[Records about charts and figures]
^^^^^^^^^^^^^^^^

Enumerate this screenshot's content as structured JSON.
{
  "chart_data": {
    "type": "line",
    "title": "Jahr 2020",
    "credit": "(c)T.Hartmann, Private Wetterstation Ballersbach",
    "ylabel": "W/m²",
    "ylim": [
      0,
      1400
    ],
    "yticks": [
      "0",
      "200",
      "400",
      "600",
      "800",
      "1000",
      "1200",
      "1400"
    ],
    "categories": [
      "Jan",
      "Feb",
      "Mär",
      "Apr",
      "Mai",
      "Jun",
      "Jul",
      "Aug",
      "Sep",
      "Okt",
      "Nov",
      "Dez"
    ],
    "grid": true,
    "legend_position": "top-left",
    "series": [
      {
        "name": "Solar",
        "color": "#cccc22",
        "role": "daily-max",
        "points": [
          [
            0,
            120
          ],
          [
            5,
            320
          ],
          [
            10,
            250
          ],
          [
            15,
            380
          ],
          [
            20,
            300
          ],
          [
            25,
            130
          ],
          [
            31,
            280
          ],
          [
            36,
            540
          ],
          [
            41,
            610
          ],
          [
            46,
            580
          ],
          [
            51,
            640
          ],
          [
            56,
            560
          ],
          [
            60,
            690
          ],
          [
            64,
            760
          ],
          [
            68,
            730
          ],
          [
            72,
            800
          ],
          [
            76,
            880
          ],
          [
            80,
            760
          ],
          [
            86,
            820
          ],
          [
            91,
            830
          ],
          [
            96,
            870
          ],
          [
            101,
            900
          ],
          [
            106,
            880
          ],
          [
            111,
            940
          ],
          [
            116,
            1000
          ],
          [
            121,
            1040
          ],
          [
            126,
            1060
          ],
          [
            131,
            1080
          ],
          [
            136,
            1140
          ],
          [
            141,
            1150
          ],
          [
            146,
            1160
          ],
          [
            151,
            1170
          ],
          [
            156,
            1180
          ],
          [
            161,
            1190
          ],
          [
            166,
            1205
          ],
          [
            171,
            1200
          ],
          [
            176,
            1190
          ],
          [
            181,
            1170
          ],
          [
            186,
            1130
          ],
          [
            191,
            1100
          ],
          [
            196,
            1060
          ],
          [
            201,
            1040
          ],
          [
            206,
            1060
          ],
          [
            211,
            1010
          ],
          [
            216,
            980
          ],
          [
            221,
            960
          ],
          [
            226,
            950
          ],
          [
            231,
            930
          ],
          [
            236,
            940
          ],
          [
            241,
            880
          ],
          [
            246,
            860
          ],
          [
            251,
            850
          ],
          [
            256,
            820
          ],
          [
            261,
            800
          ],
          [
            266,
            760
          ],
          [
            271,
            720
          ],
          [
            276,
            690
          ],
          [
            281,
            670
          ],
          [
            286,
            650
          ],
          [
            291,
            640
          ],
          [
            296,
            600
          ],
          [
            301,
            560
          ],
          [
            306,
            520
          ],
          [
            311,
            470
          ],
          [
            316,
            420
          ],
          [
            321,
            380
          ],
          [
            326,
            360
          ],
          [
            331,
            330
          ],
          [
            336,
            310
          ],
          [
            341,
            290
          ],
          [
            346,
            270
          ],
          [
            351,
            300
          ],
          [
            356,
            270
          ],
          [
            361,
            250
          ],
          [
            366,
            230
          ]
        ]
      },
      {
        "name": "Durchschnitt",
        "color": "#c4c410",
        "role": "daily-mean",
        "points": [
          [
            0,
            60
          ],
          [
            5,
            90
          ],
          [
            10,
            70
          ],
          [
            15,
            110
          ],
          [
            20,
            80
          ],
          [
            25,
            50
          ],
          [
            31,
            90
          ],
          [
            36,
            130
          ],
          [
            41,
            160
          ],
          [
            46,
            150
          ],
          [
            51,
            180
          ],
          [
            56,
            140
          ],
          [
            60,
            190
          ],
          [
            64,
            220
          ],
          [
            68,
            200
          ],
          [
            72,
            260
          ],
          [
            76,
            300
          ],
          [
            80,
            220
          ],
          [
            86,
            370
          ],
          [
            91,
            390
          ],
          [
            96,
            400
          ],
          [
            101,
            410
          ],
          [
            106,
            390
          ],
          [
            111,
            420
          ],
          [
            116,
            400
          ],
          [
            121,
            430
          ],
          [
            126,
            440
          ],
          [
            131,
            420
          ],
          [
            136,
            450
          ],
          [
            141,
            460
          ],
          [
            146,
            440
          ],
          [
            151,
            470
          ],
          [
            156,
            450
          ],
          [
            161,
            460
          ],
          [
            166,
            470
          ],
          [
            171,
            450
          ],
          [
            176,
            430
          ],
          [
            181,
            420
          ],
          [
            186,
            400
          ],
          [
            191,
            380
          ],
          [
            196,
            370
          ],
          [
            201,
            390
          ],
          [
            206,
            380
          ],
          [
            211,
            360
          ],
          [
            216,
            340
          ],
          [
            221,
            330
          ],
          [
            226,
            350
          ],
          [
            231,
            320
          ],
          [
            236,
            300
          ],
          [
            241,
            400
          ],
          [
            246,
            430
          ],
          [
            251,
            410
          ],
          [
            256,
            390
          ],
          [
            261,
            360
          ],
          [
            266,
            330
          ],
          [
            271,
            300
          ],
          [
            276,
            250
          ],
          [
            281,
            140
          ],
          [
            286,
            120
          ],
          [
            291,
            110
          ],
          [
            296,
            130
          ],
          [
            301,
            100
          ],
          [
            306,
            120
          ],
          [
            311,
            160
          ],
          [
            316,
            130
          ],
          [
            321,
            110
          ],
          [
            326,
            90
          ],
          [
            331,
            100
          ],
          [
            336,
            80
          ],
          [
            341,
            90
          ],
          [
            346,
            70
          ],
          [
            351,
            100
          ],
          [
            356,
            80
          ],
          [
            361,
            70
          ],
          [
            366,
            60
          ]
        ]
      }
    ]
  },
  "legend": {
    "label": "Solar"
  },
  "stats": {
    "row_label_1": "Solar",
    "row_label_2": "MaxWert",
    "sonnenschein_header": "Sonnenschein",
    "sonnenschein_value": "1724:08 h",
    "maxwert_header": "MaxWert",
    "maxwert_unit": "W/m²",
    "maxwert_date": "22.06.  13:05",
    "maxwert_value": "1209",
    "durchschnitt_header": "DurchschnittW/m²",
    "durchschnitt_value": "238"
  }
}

^^^^^^^^^^^^^^^^

Give the data again, exactly as it stands.

Enumerate this screenshot's content as structured JSON.
{
  "chart_data": {
    "type": "line",
    "title": "Jahr 2020",
    "credit": "(c)T.Hartmann, Private Wetterstation Ballersbach",
    "ylabel": "W/m²",
    "ylim": [
      0,
      1400
    ],
    "yticks": [
      "0",
      "200",
      "400",
      "600",
      "800",
      "1000",
      "1200",
      "1400"
    ],
    "categories": [
      "Jan",
      "Feb",
      "Mär",
      "Apr",
      "Mai",
      "Jun",
      "Jul",
      "Aug",
      "Sep",
      "Okt",
      "Nov",
      "Dez"
    ],
    "grid": true,
    "legend_position": "top-left",
    "series": [
      {
        "name": "Solar",
        "color": "#cccc22",
        "role": "daily-max",
        "points": [
          [
            0,
            120
          ],
          [
            5,
            320
          ],
          [
            10,
            250
          ],
          [
            15,
            380
          ],
          [
            20,
            300
          ],
          [
            25,
            130
          ],
          [
            31,
            280
          ],
          [
            36,
            540
          ],
          [
            41,
            610
          ],
          [
            46,
            580
          ],
          [
            51,
            640
          ],
          [
            56,
            560
          ],
          [
            60,
            690
          ],
          [
            64,
            760
          ],
          [
            68,
            730
          ],
          [
            72,
            800
          ],
          [
            76,
            880
          ],
          [
            80,
            760
          ],
          [
            86,
            820
          ],
          [
            91,
            830
          ],
          [
            96,
            870
          ],
          [
            101,
            900
          ],
          [
            106,
            880
          ],
          [
            111,
            940
          ],
          [
            116,
            1000
          ],
          [
            121,
            1040
          ],
          [
            126,
            1060
          ],
          [
            131,
            1080
          ],
          [
            136,
            1140
          ],
          [
            141,
            1150
          ],
          [
            146,
            1160
          ],
          [
            151,
            1170
          ],
          [
            156,
            1180
          ],
          [
            161,
            1190
          ],
          [
            166,
            1205
          ],
          [
            171,
            1200
          ],
          [
            176,
            1190
          ],
          [
            181,
            1170
          ],
          [
            186,
            1130
          ],
          [
            191,
            1100
          ],
          [
            196,
            1060
          ],
          [
            201,
            1040
          ],
          [
            206,
            1060
          ],
          [
            211,
            1010
          ],
          [
            216,
            980
          ],
          [
            221,
            960
          ],
          [
            226,
            950
          ],
          [
            231,
            930
          ],
          [
            236,
            940
          ],
          [
            241,
            880
          ],
          [
            246,
            860
          ],
          [
            251,
            850
          ],
          [
            256,
            820
          ],
          [
            261,
            800
          ],
          [
            266,
            760
          ],
          [
            271,
            720
          ],
          [
            276,
            690
          ],
          [
            281,
            670
          ],
          [
            286,
            650
          ],
          [
            291,
            640
          ],
          [
            296,
            600
          ],
          [
            301,
            560
          ],
          [
            306,
            520
          ],
          [
            311,
            470
          ],
          [
            316,
            420
          ],
          [
            321,
            380
          ],
          [
            326,
            360
          ],
          [
            331,
            330
          ],
          [
            336,
            310
          ],
          [
            341,
            290
          ],
          [
            346,
            270
          ],
          [
            351,
            300
          ],
          [
            356,
            270
          ],
          [
            361,
            250
          ],
          [
            366,
            230
          ]
        ]
      },
      {
        "name": "Durchschnitt",
        "color": "#c4c410",
        "role": "daily-mean",
        "points": [
          [
            0,
            60
          ],
          [
            5,
            90
          ],
          [
            10,
            70
          ],
          [
            15,
            110
          ],
          [
            20,
            80
          ],
          [
            25,
            50
          ],
          [
            31,
            90
          ],
          [
            36,
            130
          ],
          [
            41,
            160
          ],
          [
            46,
            150
          ],
          [
            51,
            180
          ],
          [
            56,
            140
          ],
          [
            60,
            190
          ],
          [
            64,
            220
          ],
          [
            68,
            200
          ],
          [
            72,
            260
          ],
          [
            76,
            300
          ],
          [
            80,
            220
          ],
          [
            86,
            370
          ],
          [
            91,
            390
          ],
          [
            96,
            400
          ],
          [
            101,
            410
          ],
          [
            106,
            390
          ],
          [
            111,
            420
          ],
          [
            116,
            400
          ],
          [
            121,
            430
          ],
          [
            126,
            440
          ],
          [
            131,
            420
          ],
          [
            136,
            450
          ],
          [
            141,
            460
          ],
          [
            146,
            440
          ],
          [
            151,
            470
          ],
          [
            156,
            450
          ],
          [
            161,
            460
          ],
          [
            166,
            470
          ],
          [
            171,
            450
          ],
          [
            176,
            430
          ],
          [
            181,
            420
          ],
          [
            186,
            400
          ],
          [
            191,
            380
          ],
          [
            196,
            370
          ],
          [
            201,
            390
          ],
          [
            206,
            380
          ],
          [
            211,
            360
          ],
          [
            216,
            340
          ],
          [
            221,
            330
          ],
          [
            226,
            350
          ],
          [
            231,
            320
          ],
          [
            236,
            300
          ],
          [
            241,
            400
          ],
          [
            246,
            430
          ],
          [
            251,
            410
          ],
          [
            256,
            390
          ],
          [
            261,
            360
          ],
          [
            266,
            330
          ],
          [
            271,
            300
          ],
          [
            276,
            250
          ],
          [
            281,
            140
          ],
          [
            286,
            120
          ],
          [
            291,
            110
          ],
          [
            296,
            130
          ],
          [
            301,
            100
          ],
          [
            306,
            120
          ],
          [
            311,
            160
          ],
          [
            316,
            130
          ],
          [
            321,
            110
          ],
          [
            326,
            90
          ],
          [
            331,
            100
          ],
          [
            336,
            80
          ],
          [
            341,
            90
          ],
          [
            346,
            70
          ],
          [
            351,
            100
          ],
          [
            356,
            80
          ],
          [
            361,
            70
          ],
          [
            366,
            60
          ]
        ]
      }
    ]
  },
  "legend": {
    "label": "Solar"
  },
  "stats": {
    "row_label_1": "Solar",
    "row_label_2": "MaxWert",
    "sonnenschein_header": "Sonnenschein",
    "sonnenschein_value": "1724:08 h",
    "maxwert_header": "MaxWert",
    "maxwert_unit": "W/m²",
    "maxwert_date": "22.06.  13:05",
    "maxwert_value": "1209",
    "durchschnitt_header": "DurchschnittW/m²",
    "durchschnitt_value": "238"
  }
}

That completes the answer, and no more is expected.